Repeat the whole listing exactly.

(Entries from a dataset)
•••

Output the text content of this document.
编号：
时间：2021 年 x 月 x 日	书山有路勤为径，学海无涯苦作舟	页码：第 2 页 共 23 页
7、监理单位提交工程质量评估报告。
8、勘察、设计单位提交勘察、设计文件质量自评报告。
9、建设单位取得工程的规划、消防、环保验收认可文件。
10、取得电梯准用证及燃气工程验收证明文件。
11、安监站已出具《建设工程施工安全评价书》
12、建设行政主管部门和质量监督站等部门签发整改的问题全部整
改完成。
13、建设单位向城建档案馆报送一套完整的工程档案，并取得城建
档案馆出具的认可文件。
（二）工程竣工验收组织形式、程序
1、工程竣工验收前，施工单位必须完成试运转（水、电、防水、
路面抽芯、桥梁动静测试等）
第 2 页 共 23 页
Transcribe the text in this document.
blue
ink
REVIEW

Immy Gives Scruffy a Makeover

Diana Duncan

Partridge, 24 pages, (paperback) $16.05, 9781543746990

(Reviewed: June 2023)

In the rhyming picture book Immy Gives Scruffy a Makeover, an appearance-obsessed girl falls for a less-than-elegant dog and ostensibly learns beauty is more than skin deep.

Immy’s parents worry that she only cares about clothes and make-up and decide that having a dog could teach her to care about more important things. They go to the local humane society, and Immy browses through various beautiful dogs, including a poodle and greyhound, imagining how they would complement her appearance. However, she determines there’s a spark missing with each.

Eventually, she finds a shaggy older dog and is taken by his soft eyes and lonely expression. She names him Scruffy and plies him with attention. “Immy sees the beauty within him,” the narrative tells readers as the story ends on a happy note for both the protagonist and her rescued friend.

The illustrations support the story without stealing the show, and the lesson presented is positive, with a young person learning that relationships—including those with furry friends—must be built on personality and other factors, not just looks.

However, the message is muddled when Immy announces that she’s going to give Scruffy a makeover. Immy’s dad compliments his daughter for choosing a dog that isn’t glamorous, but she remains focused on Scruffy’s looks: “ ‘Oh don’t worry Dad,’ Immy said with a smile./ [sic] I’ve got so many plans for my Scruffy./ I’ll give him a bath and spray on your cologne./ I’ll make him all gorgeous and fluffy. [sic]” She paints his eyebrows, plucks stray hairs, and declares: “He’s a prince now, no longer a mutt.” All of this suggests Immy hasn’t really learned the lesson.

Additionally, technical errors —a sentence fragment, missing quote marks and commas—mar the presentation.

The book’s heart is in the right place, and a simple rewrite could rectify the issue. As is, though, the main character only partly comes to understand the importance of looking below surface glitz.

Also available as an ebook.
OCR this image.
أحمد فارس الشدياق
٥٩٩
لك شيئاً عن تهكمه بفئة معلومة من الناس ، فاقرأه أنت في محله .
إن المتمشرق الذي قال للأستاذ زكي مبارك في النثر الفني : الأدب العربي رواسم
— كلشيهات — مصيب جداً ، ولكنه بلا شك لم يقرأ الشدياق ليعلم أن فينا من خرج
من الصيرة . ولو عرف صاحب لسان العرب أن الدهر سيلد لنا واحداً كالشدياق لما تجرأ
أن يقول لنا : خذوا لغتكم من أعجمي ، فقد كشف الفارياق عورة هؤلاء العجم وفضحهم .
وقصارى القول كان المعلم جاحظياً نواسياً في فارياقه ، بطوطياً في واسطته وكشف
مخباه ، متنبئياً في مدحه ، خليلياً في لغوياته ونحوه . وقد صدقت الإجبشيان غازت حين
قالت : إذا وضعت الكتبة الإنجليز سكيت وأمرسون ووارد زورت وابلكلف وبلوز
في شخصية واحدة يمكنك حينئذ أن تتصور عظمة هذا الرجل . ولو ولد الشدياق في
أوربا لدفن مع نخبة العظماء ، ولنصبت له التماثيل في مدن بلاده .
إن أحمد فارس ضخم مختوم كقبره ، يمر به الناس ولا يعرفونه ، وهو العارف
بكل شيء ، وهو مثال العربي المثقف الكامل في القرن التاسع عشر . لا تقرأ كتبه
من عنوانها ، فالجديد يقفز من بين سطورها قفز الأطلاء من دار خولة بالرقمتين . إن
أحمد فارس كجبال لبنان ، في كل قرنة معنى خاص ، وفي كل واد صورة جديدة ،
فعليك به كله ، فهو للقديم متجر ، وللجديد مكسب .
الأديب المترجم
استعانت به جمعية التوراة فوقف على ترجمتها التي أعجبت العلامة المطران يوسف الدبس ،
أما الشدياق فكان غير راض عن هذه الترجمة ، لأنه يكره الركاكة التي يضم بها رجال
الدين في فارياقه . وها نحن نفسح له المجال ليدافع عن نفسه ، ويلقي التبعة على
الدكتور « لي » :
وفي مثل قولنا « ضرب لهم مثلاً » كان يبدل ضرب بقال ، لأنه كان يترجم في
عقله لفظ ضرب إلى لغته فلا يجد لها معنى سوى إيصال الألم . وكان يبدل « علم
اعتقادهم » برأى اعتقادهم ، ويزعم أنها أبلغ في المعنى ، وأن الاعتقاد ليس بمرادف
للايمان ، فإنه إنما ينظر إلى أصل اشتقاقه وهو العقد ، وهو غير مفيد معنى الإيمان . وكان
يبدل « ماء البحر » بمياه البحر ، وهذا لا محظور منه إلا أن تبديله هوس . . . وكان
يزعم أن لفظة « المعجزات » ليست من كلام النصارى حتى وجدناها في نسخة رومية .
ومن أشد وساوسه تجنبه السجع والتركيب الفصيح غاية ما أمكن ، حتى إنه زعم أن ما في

•••

RESPONSE
Output the text content of this document.
编号：
时间：2021 年 x 月 x 日	书山有路勤为径，学海无涯苦作舟	页码：第 2 页 共 23 页
7、监理单位提交工程质量评估报告。
8、勘察、设计单位提交勘察、设计文件质量自评报告。
9、建设单位取得工程的规划、消防、环保验收认可文件。
10、取得电梯准用证及燃气工程验收证明文件。
11、安监站已出具《建设工程施工安全评价书》
12、建设行政主管部门和质量监督站等部门签发整改的问题全部整
改完成。
13、建设单位向城建档案馆报送一套完整的工程档案，并取得城建
档案馆出具的认可文件。
（二）工程竣工验收组织形式、程序
1、工程竣工验收前，施工单位必须完成试运转（水、电、防水、
路面抽芯、桥梁动静测试等）
第 2 页 共 23 页
Transcribe the text in this document.
blue
ink
REVIEW

Immy Gives Scruffy a Makeover

Diana Duncan

Partridge, 24 pages, (paperback) $16.05, 9781543746990

(Reviewed: June 2023)

In the rhyming picture book Immy Gives Scruffy a Makeover, an appearance-obsessed girl falls for a less-than-elegant dog and ostensibly learns beauty is more than skin deep.

Immy’s parents worry that she only cares about clothes and make-up and decide that having a dog could teach her to care about more important things. They go to the local humane society, and Immy browses through various beautiful dogs, including a poodle and greyhound, imagining how they would complement her appearance. However, she determines there’s a spark missing with each.

Eventually, she finds a shaggy older dog and is taken by his soft eyes and lonely expression. She names him Scruffy and plies him with attention. “Immy sees the beauty within him,” the narrative tells readers as the story ends on a happy note for both the protagonist and her rescued friend.

The illustrations support the story without stealing the show, and the lesson presented is positive, with a young person learning that relationships—including those with furry friends—must be built on personality and other factors, not just looks.

However, the message is muddled when Immy announces that she’s going to give Scruffy a makeover. Immy’s dad compliments his daughter for choosing a dog that isn’t glamorous, but she remains focused on Scruffy’s looks: “ ‘Oh don’t worry Dad,’ Immy said with a smile./ [sic] I’ve got so many plans for my Scruffy./ I’ll give him a bath and spray on your cologne./ I’ll make him all gorgeous and fluffy. [sic]” She paints his eyebrows, plucks stray hairs, and declares: “He’s a prince now, no longer a mutt.” All of this suggests Immy hasn’t really learned the lesson.

Additionally, technical errors —a sentence fragment, missing quote marks and commas—mar the presentation.

The book’s heart is in the right place, and a simple rewrite could rectify the issue. As is, though, the main character only partly comes to understand the importance of looking below surface glitz.

Also available as an ebook.
OCR this image.
أحمد فارس الشدياق
٥٩٩
لك شيئاً عن تهكمه بفئة معلومة من الناس ، فاقرأه أنت في محله .
إن المتمشرق الذي قال للأستاذ زكي مبارك في النثر الفني : الأدب العربي رواسم
— كلشيهات — مصيب جداً ، ولكنه بلا شك لم يقرأ الشدياق ليعلم أن فينا من خرج
من الصيرة . ولو عرف صاحب لسان العرب أن الدهر سيلد لنا واحداً كالشدياق لما تجرأ
أن يقول لنا : خذوا لغتكم من أعجمي ، فقد كشف الفارياق عورة هؤلاء العجم وفضحهم .
وقصارى القول كان المعلم جاحظياً نواسياً في فارياقه ، بطوطياً في واسطته وكشف
مخباه ، متنبئياً في مدحه ، خليلياً في لغوياته ونحوه . وقد صدقت الإجبشيان غازت حين
قالت : إذا وضعت الكتبة الإنجليز سكيت وأمرسون ووارد زورت وابلكلف وبلوز
في شخصية واحدة يمكنك حينئذ أن تتصور عظمة هذا الرجل . ولو ولد الشدياق في
أوربا لدفن مع نخبة العظماء ، ولنصبت له التماثيل في مدن بلاده .
إن أحمد فارس ضخم مختوم كقبره ، يمر به الناس ولا يعرفونه ، وهو العارف
بكل شيء ، وهو مثال العربي المثقف الكامل في القرن التاسع عشر . لا تقرأ كتبه
من عنوانها ، فالجديد يقفز من بين سطورها قفز الأطلاء من دار خولة بالرقمتين . إن
أحمد فارس كجبال لبنان ، في كل قرنة معنى خاص ، وفي كل واد صورة جديدة ،
فعليك به كله ، فهو للقديم متجر ، وللجديد مكسب .
الأديب المترجم
استعانت به جمعية التوراة فوقف على ترجمتها التي أعجبت العلامة المطران يوسف الدبس ،
أما الشدياق فكان غير راض عن هذه الترجمة ، لأنه يكره الركاكة التي يضم بها رجال
الدين في فارياقه . وها نحن نفسح له المجال ليدافع عن نفسه ، ويلقي التبعة على
الدكتور « لي » :
وفي مثل قولنا « ضرب لهم مثلاً » كان يبدل ضرب بقال ، لأنه كان يترجم في
عقله لفظ ضرب إلى لغته فلا يجد لها معنى سوى إيصال الألم . وكان يبدل « علم
اعتقادهم » برأى اعتقادهم ، ويزعم أنها أبلغ في المعنى ، وأن الاعتقاد ليس بمرادف
للايمان ، فإنه إنما ينظر إلى أصل اشتقاقه وهو العقد ، وهو غير مفيد معنى الإيمان . وكان
يبدل « ماء البحر » بمياه البحر ، وهذا لا محظور منه إلا أن تبديله هوس . . . وكان
يزعم أن لفظة « المعجزات » ليست من كلام النصارى حتى وجدناها في نسخة رومية .
ومن أشد وساوسه تجنبه السجع والتركيب الفصيح غاية ما أمكن ، حتى إنه زعم أن ما في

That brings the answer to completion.